■ Provided records
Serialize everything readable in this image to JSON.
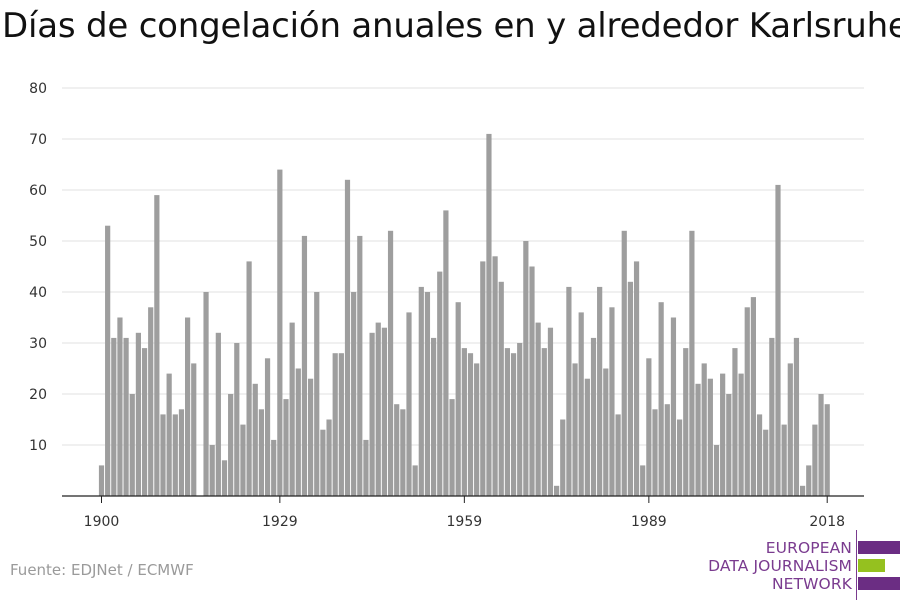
{
  "title": "Días de congelación anuales en y alrededor Karlsruhe",
  "source": "Fuente: EDJNet / ECMWF",
  "logo": {
    "lines": [
      "EUROPEAN",
      "DATA JOURNALISM",
      "NETWORK"
    ],
    "colors": [
      "#6b2d83",
      "#95c11f",
      "#6b2d83"
    ]
  },
  "colors": {
    "bar": "#9e9e9e",
    "grid": "#e0e0e0",
    "axis": "#222222",
    "logo_text": "#7a3b8f"
  },
  "chart_data": {
    "type": "bar",
    "title": "Días de congelación anuales en y alrededor Karlsruhe",
    "xlabel": "",
    "ylabel": "",
    "grid": true,
    "ylim": [
      0,
      80
    ],
    "y_ticks": [
      10,
      20,
      30,
      40,
      50,
      60,
      70,
      80
    ],
    "x_ticks": [
      1900,
      1929,
      1959,
      1989,
      2018
    ],
    "x": [
      1900,
      1901,
      1902,
      1903,
      1904,
      1905,
      1906,
      1907,
      1908,
      1909,
      1910,
      1911,
      1912,
      1913,
      1914,
      1915,
      1916,
      1917,
      1918,
      1919,
      1920,
      1921,
      1922,
      1923,
      1924,
      1925,
      1926,
      1927,
      1928,
      1929,
      1930,
      1931,
      1932,
      1933,
      1934,
      1935,
      1936,
      1937,
      1938,
      1939,
      1940,
      1941,
      1942,
      1943,
      1944,
      1945,
      1946,
      1947,
      1948,
      1949,
      1950,
      1951,
      1952,
      1953,
      1954,
      1955,
      1956,
      1957,
      1958,
      1959,
      1960,
      1961,
      1962,
      1963,
      1964,
      1965,
      1966,
      1967,
      1968,
      1969,
      1970,
      1971,
      1972,
      1973,
      1974,
      1975,
      1976,
      1977,
      1978,
      1979,
      1980,
      1981,
      1982,
      1983,
      1984,
      1985,
      1986,
      1987,
      1988,
      1989,
      1990,
      1991,
      1992,
      1993,
      1994,
      1995,
      1996,
      1997,
      1998,
      1999,
      2000,
      2001,
      2002,
      2003,
      2004,
      2005,
      2006,
      2007,
      2008,
      2009,
      2010,
      2011,
      2012,
      2013,
      2014,
      2015,
      2016,
      2017,
      2018
    ],
    "values": [
      6,
      53,
      31,
      35,
      31,
      20,
      32,
      29,
      37,
      59,
      16,
      24,
      16,
      17,
      35,
      26,
      0,
      40,
      10,
      32,
      7,
      20,
      30,
      14,
      46,
      22,
      17,
      27,
      11,
      64,
      19,
      34,
      25,
      51,
      23,
      40,
      13,
      15,
      28,
      28,
      62,
      40,
      51,
      11,
      32,
      34,
      33,
      52,
      18,
      17,
      36,
      6,
      41,
      40,
      31,
      44,
      56,
      19,
      38,
      29,
      28,
      26,
      46,
      71,
      47,
      42,
      29,
      28,
      30,
      50,
      45,
      34,
      29,
      33,
      2,
      15,
      41,
      26,
      36,
      23,
      31,
      41,
      25,
      37,
      16,
      52,
      42,
      46,
      6,
      27,
      17,
      38,
      18,
      35,
      15,
      29,
      52,
      22,
      26,
      23,
      10,
      24,
      20,
      29,
      24,
      37,
      39,
      16,
      13,
      31,
      61,
      14,
      26,
      31,
      2,
      6,
      14,
      20,
      18
    ]
  }
}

■ Stated goal
All entries must be written out again exactly as given, with no pictures in the copy.

■ Full solution
Serialize everything readable in this image to JSON.
{
  "title": "Días de congelación anuales en y alrededor Karlsruhe",
  "source": "Fuente: EDJNet / ECMWF",
  "logo": {
    "lines": [
      "EUROPEAN",
      "DATA JOURNALISM",
      "NETWORK"
    ],
    "colors": [
      "#6b2d83",
      "#95c11f",
      "#6b2d83"
    ]
  },
  "colors": {
    "bar": "#9e9e9e",
    "grid": "#e0e0e0",
    "axis": "#222222",
    "logo_text": "#7a3b8f"
  },
  "chart_data": {
    "type": "bar",
    "title": "Días de congelación anuales en y alrededor Karlsruhe",
    "xlabel": "",
    "ylabel": "",
    "grid": true,
    "ylim": [
      0,
      80
    ],
    "y_ticks": [
      10,
      20,
      30,
      40,
      50,
      60,
      70,
      80
    ],
    "x_ticks": [
      1900,
      1929,
      1959,
      1989,
      2018
    ],
    "x": [
      1900,
      1901,
      1902,
      1903,
      1904,
      1905,
      1906,
      1907,
      1908,
      1909,
      1910,
      1911,
      1912,
      1913,
      1914,
      1915,
      1916,
      1917,
      1918,
      1919,
      1920,
      1921,
      1922,
      1923,
      1924,
      1925,
      1926,
      1927,
      1928,
      1929,
      1930,
      1931,
      1932,
      1933,
      1934,
      1935,
      1936,
      1937,
      1938,
      1939,
      1940,
      1941,
      1942,
      1943,
      1944,
      1945,
      1946,
      1947,
      1948,
      1949,
      1950,
      1951,
      1952,
      1953,
      1954,
      1955,
      1956,
      1957,
      1958,
      1959,
      1960,
      1961,
      1962,
      1963,
      1964,
      1965,
      1966,
      1967,
      1968,
      1969,
      1970,
      1971,
      1972,
      1973,
      1974,
      1975,
      1976,
      1977,
      1978,
      1979,
      1980,
      1981,
      1982,
      1983,
      1984,
      1985,
      1986,
      1987,
      1988,
      1989,
      1990,
      1991,
      1992,
      1993,
      1994,
      1995,
      1996,
      1997,
      1998,
      1999,
      2000,
      2001,
      2002,
      2003,
      2004,
      2005,
      2006,
      2007,
      2008,
      2009,
      2010,
      2011,
      2012,
      2013,
      2014,
      2015,
      2016,
      2017,
      2018
    ],
    "values": [
      6,
      53,
      31,
      35,
      31,
      20,
      32,
      29,
      37,
      59,
      16,
      24,
      16,
      17,
      35,
      26,
      0,
      40,
      10,
      32,
      7,
      20,
      30,
      14,
      46,
      22,
      17,
      27,
      11,
      64,
      19,
      34,
      25,
      51,
      23,
      40,
      13,
      15,
      28,
      28,
      62,
      40,
      51,
      11,
      32,
      34,
      33,
      52,
      18,
      17,
      36,
      6,
      41,
      40,
      31,
      44,
      56,
      19,
      38,
      29,
      28,
      26,
      46,
      71,
      47,
      42,
      29,
      28,
      30,
      50,
      45,
      34,
      29,
      33,
      2,
      15,
      41,
      26,
      36,
      23,
      31,
      41,
      25,
      37,
      16,
      52,
      42,
      46,
      6,
      27,
      17,
      38,
      18,
      35,
      15,
      29,
      52,
      22,
      26,
      23,
      10,
      24,
      20,
      29,
      24,
      37,
      39,
      16,
      13,
      31,
      61,
      14,
      26,
      31,
      2,
      6,
      14,
      20,
      18
    ]
  }
}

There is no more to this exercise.